- GOAL: Select and copy out every line in the records containing "цели".

- RECORDS SUPPLIED:
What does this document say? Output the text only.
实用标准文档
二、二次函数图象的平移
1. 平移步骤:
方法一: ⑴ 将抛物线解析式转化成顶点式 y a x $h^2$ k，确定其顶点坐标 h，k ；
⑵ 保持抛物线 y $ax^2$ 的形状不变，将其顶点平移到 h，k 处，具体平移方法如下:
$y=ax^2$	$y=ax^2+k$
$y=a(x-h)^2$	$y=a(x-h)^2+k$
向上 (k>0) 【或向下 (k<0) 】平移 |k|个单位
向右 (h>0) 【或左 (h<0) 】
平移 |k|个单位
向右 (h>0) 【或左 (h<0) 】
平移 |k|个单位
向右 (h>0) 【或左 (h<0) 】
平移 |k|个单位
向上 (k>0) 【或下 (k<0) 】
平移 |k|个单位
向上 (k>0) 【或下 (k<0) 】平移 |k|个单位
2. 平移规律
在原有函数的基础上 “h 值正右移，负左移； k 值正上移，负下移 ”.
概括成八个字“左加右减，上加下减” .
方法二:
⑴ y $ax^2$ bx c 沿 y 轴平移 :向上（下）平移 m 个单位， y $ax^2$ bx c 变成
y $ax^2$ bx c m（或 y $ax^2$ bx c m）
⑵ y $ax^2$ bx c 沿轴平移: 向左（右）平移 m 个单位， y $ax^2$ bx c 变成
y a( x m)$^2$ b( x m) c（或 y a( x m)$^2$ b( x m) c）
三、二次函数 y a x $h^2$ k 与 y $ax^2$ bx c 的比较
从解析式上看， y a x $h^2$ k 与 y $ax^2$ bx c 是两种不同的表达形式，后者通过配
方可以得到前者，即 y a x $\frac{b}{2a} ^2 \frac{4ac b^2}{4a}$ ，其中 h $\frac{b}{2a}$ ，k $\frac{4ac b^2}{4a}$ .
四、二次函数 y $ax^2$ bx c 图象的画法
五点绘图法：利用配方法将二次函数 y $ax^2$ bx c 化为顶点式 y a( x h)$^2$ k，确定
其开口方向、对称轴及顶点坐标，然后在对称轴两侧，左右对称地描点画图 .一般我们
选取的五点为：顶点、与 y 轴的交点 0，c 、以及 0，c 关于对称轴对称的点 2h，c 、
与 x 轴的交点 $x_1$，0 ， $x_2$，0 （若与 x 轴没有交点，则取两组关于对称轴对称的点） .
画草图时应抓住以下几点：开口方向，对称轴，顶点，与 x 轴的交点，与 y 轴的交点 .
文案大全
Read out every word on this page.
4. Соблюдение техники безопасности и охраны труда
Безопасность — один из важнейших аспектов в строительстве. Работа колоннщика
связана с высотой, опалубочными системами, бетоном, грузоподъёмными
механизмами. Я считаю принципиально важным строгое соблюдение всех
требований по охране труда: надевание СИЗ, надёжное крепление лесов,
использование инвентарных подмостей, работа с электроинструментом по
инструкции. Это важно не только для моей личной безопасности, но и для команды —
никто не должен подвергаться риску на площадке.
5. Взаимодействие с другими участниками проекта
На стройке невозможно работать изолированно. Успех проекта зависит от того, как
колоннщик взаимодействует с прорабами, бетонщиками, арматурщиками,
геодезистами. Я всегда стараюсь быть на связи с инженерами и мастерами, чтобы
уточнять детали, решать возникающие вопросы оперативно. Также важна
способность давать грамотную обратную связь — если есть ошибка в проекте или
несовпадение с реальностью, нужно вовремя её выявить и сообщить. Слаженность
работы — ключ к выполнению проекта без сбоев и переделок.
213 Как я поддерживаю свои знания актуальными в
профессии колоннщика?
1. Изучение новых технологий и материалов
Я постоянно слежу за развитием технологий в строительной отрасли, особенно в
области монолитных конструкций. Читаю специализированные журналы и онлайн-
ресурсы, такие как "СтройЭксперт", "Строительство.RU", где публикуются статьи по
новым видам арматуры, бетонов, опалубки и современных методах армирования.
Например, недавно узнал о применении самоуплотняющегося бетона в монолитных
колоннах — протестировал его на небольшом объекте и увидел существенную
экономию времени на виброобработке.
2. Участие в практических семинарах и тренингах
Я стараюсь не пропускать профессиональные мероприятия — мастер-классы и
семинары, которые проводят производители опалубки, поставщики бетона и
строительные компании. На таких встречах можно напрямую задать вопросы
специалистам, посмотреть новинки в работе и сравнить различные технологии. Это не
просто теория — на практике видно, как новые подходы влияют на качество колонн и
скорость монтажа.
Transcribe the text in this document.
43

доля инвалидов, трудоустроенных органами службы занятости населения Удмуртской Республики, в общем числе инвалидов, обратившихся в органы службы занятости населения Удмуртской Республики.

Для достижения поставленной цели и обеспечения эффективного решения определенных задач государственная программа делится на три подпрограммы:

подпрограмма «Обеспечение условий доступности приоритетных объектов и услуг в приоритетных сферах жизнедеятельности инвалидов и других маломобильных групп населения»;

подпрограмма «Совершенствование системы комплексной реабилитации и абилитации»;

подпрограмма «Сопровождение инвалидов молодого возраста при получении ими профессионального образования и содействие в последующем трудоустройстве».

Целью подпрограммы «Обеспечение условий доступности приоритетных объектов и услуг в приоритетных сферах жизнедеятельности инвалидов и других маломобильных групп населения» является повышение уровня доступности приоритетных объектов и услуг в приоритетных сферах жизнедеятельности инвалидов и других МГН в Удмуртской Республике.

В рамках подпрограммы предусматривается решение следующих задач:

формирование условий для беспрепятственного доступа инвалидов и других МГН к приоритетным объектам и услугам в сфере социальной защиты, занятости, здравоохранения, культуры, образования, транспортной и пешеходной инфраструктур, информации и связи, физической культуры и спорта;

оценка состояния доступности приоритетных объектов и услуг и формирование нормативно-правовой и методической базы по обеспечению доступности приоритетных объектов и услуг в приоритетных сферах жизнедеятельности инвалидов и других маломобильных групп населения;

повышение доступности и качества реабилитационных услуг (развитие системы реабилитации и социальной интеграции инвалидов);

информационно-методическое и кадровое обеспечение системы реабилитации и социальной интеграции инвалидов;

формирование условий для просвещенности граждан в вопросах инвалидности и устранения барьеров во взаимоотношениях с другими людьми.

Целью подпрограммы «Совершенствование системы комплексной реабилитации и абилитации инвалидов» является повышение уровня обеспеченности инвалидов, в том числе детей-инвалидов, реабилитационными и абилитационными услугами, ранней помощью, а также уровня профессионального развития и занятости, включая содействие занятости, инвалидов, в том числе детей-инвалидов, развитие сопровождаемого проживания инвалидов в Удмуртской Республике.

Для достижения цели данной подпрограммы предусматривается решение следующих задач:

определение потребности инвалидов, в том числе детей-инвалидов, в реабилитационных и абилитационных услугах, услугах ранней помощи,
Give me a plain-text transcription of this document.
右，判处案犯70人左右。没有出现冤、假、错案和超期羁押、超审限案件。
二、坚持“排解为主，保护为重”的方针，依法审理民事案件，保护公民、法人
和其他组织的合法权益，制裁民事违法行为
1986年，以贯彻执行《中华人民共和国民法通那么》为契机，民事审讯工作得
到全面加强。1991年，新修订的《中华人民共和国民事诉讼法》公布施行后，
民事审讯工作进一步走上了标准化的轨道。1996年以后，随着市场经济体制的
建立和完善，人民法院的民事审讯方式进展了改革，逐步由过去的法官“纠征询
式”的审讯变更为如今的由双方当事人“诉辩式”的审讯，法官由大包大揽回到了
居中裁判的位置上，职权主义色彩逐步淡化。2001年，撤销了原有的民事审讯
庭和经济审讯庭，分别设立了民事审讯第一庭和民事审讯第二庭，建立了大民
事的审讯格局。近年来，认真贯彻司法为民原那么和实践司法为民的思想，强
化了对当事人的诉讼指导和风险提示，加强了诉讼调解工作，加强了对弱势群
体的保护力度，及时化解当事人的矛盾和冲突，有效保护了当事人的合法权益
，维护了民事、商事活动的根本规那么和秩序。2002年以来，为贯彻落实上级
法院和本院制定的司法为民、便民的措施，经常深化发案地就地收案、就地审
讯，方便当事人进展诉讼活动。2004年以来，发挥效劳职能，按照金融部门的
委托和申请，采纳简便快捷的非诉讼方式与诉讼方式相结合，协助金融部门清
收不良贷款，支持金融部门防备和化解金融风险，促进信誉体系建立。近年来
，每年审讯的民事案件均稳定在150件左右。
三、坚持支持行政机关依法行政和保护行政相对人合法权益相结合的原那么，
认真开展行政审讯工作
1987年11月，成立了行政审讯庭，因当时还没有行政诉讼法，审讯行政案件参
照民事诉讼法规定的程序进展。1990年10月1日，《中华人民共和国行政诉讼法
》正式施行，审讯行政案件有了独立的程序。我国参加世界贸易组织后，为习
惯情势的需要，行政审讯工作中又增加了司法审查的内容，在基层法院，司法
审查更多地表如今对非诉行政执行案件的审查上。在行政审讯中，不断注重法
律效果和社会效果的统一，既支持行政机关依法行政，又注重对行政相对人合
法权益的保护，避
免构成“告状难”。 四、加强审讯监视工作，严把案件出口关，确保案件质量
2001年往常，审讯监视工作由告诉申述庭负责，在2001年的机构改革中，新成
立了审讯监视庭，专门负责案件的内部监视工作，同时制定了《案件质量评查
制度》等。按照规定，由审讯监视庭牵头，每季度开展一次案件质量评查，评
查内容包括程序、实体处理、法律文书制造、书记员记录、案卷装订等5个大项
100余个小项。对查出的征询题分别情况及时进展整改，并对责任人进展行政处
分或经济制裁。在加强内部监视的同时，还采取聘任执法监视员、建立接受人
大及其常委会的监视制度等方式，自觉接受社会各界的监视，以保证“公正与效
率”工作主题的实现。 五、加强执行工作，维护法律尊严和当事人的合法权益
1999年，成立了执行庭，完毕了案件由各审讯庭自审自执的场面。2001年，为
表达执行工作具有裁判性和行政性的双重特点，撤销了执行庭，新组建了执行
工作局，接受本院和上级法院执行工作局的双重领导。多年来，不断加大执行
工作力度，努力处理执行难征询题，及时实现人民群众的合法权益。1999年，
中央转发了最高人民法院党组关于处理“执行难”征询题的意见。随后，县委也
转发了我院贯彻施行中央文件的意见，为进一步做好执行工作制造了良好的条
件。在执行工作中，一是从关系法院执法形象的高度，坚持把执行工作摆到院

- RESPONSE TO THIS EXERCISE:
Для достижения поставленной цели и обеспечения эффективного решения определенных задач государственная программа делится на три подпрограммы:
Для достижения цели данной подпрограммы предусматривается решение следующих задач:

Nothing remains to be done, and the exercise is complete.